TASK OBJECTIVE:
For this exercise, copy out each line of the material below that includes "intercept".

RECORD SET:
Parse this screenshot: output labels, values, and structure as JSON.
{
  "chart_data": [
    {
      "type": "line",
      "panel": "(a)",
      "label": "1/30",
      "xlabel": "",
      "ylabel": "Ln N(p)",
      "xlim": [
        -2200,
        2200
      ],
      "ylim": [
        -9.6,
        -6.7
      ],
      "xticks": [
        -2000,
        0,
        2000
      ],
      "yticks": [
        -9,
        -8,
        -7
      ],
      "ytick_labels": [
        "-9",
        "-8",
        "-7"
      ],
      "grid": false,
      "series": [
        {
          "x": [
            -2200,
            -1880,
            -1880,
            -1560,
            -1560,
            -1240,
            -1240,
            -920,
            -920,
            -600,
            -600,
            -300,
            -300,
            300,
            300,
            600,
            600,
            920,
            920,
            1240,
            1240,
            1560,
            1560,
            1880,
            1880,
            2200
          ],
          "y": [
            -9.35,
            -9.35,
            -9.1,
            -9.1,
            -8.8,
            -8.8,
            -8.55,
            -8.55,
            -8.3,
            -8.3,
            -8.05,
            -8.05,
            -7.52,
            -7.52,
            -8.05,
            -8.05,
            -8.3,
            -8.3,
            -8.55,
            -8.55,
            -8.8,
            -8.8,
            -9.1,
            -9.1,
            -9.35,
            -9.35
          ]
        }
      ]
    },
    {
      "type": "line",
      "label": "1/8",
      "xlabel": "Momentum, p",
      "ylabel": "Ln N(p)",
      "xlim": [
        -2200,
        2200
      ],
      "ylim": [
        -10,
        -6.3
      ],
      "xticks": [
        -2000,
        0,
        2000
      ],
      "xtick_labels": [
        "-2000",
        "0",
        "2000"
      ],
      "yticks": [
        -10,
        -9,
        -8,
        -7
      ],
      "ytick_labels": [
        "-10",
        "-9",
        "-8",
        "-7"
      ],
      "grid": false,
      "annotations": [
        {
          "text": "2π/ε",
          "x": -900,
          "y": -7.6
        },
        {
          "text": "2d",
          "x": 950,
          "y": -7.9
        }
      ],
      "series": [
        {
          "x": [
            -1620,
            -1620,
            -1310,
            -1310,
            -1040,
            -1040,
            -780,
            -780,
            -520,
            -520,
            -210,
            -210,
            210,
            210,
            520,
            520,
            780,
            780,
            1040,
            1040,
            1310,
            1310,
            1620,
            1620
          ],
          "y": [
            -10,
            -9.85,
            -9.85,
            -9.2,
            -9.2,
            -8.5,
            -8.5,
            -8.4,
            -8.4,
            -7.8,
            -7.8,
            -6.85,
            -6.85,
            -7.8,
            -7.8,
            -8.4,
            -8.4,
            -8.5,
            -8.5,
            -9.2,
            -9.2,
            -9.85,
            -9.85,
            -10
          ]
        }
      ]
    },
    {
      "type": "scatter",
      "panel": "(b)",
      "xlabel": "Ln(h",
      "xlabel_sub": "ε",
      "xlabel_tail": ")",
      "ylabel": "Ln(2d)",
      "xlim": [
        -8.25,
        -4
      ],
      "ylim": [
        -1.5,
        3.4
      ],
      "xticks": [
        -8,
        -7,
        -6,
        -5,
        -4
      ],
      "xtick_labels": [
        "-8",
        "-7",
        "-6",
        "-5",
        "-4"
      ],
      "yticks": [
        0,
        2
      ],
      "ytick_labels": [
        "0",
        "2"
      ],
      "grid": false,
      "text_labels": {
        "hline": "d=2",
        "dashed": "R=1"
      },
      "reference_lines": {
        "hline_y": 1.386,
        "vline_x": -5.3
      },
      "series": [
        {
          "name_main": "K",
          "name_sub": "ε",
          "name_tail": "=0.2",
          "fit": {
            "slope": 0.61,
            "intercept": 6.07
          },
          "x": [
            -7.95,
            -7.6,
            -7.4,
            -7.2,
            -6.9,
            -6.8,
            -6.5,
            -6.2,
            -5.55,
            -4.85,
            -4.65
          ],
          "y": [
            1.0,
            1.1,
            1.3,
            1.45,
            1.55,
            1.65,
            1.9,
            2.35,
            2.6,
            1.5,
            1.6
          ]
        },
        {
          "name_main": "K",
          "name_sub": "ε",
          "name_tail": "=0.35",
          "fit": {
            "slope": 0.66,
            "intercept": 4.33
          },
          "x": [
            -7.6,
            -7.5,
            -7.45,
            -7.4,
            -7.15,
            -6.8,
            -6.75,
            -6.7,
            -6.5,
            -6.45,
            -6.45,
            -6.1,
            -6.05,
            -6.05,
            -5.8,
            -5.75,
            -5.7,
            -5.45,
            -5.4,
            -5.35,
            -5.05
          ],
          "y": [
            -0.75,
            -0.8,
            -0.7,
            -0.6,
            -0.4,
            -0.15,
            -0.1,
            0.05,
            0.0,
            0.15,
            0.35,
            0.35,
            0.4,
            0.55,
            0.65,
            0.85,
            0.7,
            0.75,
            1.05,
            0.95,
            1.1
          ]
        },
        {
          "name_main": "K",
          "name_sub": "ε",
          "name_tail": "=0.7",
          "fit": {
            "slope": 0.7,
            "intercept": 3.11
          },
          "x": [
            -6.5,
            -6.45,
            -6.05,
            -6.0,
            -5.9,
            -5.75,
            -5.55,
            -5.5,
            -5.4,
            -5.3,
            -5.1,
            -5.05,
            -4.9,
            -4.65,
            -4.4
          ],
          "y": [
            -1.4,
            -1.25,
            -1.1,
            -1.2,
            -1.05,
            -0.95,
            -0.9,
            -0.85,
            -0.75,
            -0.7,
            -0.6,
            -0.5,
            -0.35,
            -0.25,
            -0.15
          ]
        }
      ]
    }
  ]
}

EXERCISE RESPONSE:
            "intercept": 6.07
            "intercept": 4.33
            "intercept": 3.11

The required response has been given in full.